**Goal:** Copy the items word for word from the first line through the line that contains "step-name-close: 分钟） xyxy=(162,529,211,545)", including both of those lines.

**Dataset items:**
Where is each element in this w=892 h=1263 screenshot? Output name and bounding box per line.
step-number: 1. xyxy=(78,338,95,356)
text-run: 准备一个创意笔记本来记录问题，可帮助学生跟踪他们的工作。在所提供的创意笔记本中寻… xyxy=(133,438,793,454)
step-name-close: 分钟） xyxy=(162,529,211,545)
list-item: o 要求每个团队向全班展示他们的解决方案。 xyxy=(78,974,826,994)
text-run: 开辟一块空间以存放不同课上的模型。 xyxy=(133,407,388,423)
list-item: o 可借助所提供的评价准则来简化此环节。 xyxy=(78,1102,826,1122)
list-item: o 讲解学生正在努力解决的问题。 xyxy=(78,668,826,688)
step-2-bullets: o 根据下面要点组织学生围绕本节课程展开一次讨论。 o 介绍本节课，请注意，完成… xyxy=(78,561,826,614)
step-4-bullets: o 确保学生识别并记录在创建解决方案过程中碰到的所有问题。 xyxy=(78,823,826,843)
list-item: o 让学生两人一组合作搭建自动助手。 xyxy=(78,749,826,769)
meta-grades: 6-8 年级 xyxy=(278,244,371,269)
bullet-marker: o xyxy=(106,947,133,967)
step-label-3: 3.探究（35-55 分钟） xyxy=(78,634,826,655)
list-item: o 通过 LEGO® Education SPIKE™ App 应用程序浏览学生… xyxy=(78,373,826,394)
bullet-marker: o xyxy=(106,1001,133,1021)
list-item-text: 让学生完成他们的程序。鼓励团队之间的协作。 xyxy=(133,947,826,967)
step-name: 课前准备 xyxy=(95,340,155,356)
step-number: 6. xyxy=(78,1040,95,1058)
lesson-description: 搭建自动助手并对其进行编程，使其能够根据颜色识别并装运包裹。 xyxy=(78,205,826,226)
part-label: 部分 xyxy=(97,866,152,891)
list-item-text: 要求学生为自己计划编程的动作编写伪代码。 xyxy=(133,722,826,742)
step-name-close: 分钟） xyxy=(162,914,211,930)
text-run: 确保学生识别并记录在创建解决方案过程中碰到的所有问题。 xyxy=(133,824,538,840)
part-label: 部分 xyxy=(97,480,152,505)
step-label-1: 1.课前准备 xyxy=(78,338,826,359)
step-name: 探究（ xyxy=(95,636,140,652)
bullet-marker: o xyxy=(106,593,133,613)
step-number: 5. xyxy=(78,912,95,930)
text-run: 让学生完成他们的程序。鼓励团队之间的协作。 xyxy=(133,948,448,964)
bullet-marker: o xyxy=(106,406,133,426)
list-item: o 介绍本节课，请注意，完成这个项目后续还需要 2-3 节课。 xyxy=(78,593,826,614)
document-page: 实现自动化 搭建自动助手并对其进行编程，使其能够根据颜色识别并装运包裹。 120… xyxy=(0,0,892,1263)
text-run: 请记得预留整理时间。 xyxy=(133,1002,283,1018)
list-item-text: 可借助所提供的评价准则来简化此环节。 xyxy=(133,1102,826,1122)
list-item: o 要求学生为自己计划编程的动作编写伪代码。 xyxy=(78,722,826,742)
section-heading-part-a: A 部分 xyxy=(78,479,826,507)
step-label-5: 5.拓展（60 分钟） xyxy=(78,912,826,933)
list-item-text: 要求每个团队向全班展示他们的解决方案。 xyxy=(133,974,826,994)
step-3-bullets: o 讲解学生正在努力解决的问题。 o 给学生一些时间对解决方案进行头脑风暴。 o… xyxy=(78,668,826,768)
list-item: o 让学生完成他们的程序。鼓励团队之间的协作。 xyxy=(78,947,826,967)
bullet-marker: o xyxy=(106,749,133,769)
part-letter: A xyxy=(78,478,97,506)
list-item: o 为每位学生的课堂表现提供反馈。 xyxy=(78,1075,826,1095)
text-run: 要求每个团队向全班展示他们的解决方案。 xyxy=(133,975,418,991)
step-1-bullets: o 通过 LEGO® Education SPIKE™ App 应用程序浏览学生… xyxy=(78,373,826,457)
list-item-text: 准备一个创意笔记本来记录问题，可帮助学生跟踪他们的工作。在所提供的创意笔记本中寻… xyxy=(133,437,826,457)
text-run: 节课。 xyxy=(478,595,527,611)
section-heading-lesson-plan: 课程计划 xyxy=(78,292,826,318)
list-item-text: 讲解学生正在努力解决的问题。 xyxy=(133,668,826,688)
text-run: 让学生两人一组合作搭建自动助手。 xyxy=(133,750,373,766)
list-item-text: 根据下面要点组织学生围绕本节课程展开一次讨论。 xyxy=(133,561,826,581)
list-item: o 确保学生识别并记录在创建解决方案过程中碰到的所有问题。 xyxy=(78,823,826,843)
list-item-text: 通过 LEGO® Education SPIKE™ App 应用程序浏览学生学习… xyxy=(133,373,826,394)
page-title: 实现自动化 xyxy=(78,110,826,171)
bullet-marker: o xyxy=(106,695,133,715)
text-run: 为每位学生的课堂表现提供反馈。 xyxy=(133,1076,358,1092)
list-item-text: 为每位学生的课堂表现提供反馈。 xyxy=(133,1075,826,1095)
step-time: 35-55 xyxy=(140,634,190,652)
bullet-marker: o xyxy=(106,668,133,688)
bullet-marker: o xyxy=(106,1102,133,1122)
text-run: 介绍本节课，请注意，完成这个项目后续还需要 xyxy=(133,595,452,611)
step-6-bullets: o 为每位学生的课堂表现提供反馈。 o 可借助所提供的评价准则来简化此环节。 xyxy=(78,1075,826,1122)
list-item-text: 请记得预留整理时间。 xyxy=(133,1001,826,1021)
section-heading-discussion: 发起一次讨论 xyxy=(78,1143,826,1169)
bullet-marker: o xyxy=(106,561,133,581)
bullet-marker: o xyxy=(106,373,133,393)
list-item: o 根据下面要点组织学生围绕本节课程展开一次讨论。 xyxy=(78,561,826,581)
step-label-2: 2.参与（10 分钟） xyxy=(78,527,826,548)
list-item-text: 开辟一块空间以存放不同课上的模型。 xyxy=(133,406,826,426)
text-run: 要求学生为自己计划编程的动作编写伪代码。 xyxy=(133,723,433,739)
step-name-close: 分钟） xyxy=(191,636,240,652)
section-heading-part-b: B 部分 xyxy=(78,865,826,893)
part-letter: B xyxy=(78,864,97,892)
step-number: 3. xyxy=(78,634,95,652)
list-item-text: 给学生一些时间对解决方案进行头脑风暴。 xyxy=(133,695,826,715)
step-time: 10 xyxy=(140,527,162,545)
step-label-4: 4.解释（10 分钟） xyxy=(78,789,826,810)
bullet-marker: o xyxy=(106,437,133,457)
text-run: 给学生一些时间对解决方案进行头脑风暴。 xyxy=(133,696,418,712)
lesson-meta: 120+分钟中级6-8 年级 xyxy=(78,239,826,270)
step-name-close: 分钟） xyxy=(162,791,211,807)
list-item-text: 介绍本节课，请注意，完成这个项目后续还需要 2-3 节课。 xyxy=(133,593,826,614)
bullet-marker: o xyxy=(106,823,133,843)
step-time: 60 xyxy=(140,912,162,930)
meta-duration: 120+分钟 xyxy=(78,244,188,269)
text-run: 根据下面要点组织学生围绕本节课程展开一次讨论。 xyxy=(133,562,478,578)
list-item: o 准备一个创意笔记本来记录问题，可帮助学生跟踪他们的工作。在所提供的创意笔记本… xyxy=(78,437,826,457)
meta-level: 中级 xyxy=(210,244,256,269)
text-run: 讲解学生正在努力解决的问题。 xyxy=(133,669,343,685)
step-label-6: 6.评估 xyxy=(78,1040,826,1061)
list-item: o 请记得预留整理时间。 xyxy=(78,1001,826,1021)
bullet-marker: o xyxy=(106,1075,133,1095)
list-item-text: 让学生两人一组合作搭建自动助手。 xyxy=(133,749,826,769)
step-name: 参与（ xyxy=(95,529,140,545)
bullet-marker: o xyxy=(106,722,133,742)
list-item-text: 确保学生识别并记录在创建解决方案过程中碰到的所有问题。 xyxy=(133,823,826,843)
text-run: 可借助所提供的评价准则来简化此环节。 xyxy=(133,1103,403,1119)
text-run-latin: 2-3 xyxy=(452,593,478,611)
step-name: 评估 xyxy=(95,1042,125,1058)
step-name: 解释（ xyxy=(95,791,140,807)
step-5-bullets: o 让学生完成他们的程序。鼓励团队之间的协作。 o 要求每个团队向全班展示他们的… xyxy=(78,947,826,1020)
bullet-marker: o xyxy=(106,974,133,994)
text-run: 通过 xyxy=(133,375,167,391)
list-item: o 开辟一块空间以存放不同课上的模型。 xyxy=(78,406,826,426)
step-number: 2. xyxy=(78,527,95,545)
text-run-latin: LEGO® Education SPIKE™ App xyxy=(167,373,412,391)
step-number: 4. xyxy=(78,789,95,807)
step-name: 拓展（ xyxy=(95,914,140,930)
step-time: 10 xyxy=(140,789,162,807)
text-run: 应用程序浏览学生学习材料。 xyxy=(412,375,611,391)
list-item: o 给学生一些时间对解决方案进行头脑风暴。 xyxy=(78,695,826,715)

**Task result:**
Where is each element in this w=892 h=1263 screenshot? Output name and bounding box per line.
step-number: 1. xyxy=(78,338,95,356)
text-run: 准备一个创意笔记本来记录问题，可帮助学生跟踪他们的工作。在所提供的创意笔记本中寻… xyxy=(133,438,793,454)
step-name-close: 分钟） xyxy=(162,529,211,545)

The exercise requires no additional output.